Your task is to copy every line of this material exactly.
________________
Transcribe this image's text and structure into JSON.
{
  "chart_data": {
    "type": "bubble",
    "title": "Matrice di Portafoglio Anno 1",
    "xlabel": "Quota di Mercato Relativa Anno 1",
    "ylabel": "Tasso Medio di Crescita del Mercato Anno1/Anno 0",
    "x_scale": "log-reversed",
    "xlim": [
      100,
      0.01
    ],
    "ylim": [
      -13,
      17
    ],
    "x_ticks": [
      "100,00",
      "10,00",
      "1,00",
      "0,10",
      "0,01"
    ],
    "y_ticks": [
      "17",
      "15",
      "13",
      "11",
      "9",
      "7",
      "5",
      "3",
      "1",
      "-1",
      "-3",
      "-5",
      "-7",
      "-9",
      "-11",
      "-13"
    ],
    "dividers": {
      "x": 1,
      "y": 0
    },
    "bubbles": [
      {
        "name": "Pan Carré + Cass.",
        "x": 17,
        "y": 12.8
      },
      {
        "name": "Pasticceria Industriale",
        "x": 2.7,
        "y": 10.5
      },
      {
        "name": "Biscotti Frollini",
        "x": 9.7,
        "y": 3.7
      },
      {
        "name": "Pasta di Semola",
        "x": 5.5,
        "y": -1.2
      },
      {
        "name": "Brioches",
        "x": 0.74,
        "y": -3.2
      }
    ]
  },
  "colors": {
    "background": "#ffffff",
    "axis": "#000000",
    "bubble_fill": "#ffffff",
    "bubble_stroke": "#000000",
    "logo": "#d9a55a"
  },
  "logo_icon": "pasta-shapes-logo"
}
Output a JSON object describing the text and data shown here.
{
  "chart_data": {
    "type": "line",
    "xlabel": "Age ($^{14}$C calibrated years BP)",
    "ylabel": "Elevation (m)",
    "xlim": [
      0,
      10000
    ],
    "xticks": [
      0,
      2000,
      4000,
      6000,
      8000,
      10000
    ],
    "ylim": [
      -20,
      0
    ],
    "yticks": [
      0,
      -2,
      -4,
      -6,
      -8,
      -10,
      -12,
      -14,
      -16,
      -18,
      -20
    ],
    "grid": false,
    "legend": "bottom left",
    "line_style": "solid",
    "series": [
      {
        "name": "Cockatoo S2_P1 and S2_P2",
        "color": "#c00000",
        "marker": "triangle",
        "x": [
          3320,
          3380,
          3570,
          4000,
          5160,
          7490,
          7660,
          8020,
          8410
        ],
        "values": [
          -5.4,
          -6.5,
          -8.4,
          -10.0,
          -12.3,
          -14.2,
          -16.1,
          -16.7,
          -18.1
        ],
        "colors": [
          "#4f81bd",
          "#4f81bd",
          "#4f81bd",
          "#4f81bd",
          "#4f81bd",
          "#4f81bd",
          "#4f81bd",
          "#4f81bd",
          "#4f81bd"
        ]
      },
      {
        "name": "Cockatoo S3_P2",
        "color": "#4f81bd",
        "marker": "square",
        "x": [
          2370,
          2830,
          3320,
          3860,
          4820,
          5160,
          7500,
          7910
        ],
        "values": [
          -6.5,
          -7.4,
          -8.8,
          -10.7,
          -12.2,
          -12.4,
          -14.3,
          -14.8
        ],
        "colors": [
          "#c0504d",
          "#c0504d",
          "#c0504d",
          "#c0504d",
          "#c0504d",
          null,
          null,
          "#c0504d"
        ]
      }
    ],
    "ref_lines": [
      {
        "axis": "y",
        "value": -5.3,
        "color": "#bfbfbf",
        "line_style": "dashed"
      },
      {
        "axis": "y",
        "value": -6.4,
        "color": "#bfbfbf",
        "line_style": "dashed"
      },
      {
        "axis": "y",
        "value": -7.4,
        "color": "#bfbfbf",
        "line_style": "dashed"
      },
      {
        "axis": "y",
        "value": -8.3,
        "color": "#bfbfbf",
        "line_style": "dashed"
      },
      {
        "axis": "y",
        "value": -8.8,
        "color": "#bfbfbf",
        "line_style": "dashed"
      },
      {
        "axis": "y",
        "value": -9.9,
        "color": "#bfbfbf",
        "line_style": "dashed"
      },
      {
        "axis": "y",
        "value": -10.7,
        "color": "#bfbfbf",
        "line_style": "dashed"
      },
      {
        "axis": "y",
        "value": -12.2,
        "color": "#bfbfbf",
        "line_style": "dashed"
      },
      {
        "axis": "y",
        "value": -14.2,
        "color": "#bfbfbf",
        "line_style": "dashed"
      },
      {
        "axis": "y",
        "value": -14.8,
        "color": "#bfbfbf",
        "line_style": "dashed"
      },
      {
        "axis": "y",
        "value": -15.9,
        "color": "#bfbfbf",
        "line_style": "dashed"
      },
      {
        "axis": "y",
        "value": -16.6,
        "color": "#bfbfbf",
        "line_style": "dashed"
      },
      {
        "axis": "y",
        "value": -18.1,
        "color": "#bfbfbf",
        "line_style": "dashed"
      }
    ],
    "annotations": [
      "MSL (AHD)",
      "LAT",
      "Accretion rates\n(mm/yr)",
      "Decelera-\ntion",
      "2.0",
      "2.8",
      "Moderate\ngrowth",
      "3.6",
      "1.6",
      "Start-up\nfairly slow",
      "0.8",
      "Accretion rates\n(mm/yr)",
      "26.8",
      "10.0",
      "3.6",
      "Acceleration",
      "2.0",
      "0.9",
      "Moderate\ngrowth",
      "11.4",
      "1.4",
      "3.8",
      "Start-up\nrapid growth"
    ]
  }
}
________________
■ Solution to the exercise ■
Transcribe this image's text and structure into JSON.
{
  "chart_data": {
    "type": "bubble",
    "title": "Matrice di Portafoglio Anno 1",
    "xlabel": "Quota di Mercato Relativa Anno 1",
    "ylabel": "Tasso Medio di Crescita del Mercato Anno1/Anno 0",
    "x_scale": "log-reversed",
    "xlim": [
      100,
      0.01
    ],
    "ylim": [
      -13,
      17
    ],
    "x_ticks": [
      "100,00",
      "10,00",
      "1,00",
      "0,10",
      "0,01"
    ],
    "y_ticks": [
      "17",
      "15",
      "13",
      "11",
      "9",
      "7",
      "5",
      "3",
      "1",
      "-1",
      "-3",
      "-5",
      "-7",
      "-9",
      "-11",
      "-13"
    ],
    "dividers": {
      "x": 1,
      "y": 0
    },
    "bubbles": [
      {
        "name": "Pan Carré + Cass.",
        "x": 17,
        "y": 12.8
      },
      {
        "name": "Pasticceria Industriale",
        "x": 2.7,
        "y": 10.5
      },
      {
        "name": "Biscotti Frollini",
        "x": 9.7,
        "y": 3.7
      },
      {
        "name": "Pasta di Semola",
        "x": 5.5,
        "y": -1.2
      },
      {
        "name": "Brioches",
        "x": 0.74,
        "y": -3.2
      }
    ]
  },
  "colors": {
    "background": "#ffffff",
    "axis": "#000000",
    "bubble_fill": "#ffffff",
    "bubble_stroke": "#000000",
    "logo": "#d9a55a"
  },
  "logo_icon": "pasta-shapes-logo"
}
Output a JSON object describing the text and data shown here.
{
  "chart_data": {
    "type": "line",
    "xlabel": "Age ($^{14}$C calibrated years BP)",
    "ylabel": "Elevation (m)",
    "xlim": [
      0,
      10000
    ],
    "xticks": [
      0,
      2000,
      4000,
      6000,
      8000,
      10000
    ],
    "ylim": [
      -20,
      0
    ],
    "yticks": [
      0,
      -2,
      -4,
      -6,
      -8,
      -10,
      -12,
      -14,
      -16,
      -18,
      -20
    ],
    "grid": false,
    "legend": "bottom left",
    "line_style": "solid",
    "series": [
      {
        "name": "Cockatoo S2_P1 and S2_P2",
        "color": "#c00000",
        "marker": "triangle",
        "x": [
          3320,
          3380,
          3570,
          4000,
          5160,
          7490,
          7660,
          8020,
          8410
        ],
        "values": [
          -5.4,
          -6.5,
          -8.4,
          -10.0,
          -12.3,
          -14.2,
          -16.1,
          -16.7,
          -18.1
        ],
        "colors": [
          "#4f81bd",
          "#4f81bd",
          "#4f81bd",
          "#4f81bd",
          "#4f81bd",
          "#4f81bd",
          "#4f81bd",
          "#4f81bd",
          "#4f81bd"
        ]
      },
      {
        "name": "Cockatoo S3_P2",
        "color": "#4f81bd",
        "marker": "square",
        "x": [
          2370,
          2830,
          3320,
          3860,
          4820,
          5160,
          7500,
          7910
        ],
        "values": [
          -6.5,
          -7.4,
          -8.8,
          -10.7,
          -12.2,
          -12.4,
          -14.3,
          -14.8
        ],
        "colors": [
          "#c0504d",
          "#c0504d",
          "#c0504d",
          "#c0504d",
          "#c0504d",
          null,
          null,
          "#c0504d"
        ]
      }
    ],
    "ref_lines": [
      {
        "axis": "y",
        "value": -5.3,
        "color": "#bfbfbf",
        "line_style": "dashed"
      },
      {
        "axis": "y",
        "value": -6.4,
        "color": "#bfbfbf",
        "line_style": "dashed"
      },
      {
        "axis": "y",
        "value": -7.4,
        "color": "#bfbfbf",
        "line_style": "dashed"
      },
      {
        "axis": "y",
        "value": -8.3,
        "color": "#bfbfbf",
        "line_style": "dashed"
      },
      {
        "axis": "y",
        "value": -8.8,
        "color": "#bfbfbf",
        "line_style": "dashed"
      },
      {
        "axis": "y",
        "value": -9.9,
        "color": "#bfbfbf",
        "line_style": "dashed"
      },
      {
        "axis": "y",
        "value": -10.7,
        "color": "#bfbfbf",
        "line_style": "dashed"
      },
      {
        "axis": "y",
        "value": -12.2,
        "color": "#bfbfbf",
        "line_style": "dashed"
      },
      {
        "axis": "y",
        "value": -14.2,
        "color": "#bfbfbf",
        "line_style": "dashed"
      },
      {
        "axis": "y",
        "value": -14.8,
        "color": "#bfbfbf",
        "line_style": "dashed"
      },
      {
        "axis": "y",
        "value": -15.9,
        "color": "#bfbfbf",
        "line_style": "dashed"
      },
      {
        "axis": "y",
        "value": -16.6,
        "color": "#bfbfbf",
        "line_style": "dashed"
      },
      {
        "axis": "y",
        "value": -18.1,
        "color": "#bfbfbf",
        "line_style": "dashed"
      }
    ],
    "annotations": [
      "MSL (AHD)",
      "LAT",
      "Accretion rates\n(mm/yr)",
      "Decelera-\ntion",
      "2.0",
      "2.8",
      "Moderate\ngrowth",
      "3.6",
      "1.6",
      "Start-up\nfairly slow",
      "0.8",
      "Accretion rates\n(mm/yr)",
      "26.8",
      "10.0",
      "3.6",
      "Acceleration",
      "2.0",
      "0.9",
      "Moderate\ngrowth",
      "11.4",
      "1.4",
      "3.8",
      "Start-up\nrapid growth"
    ]
  }
}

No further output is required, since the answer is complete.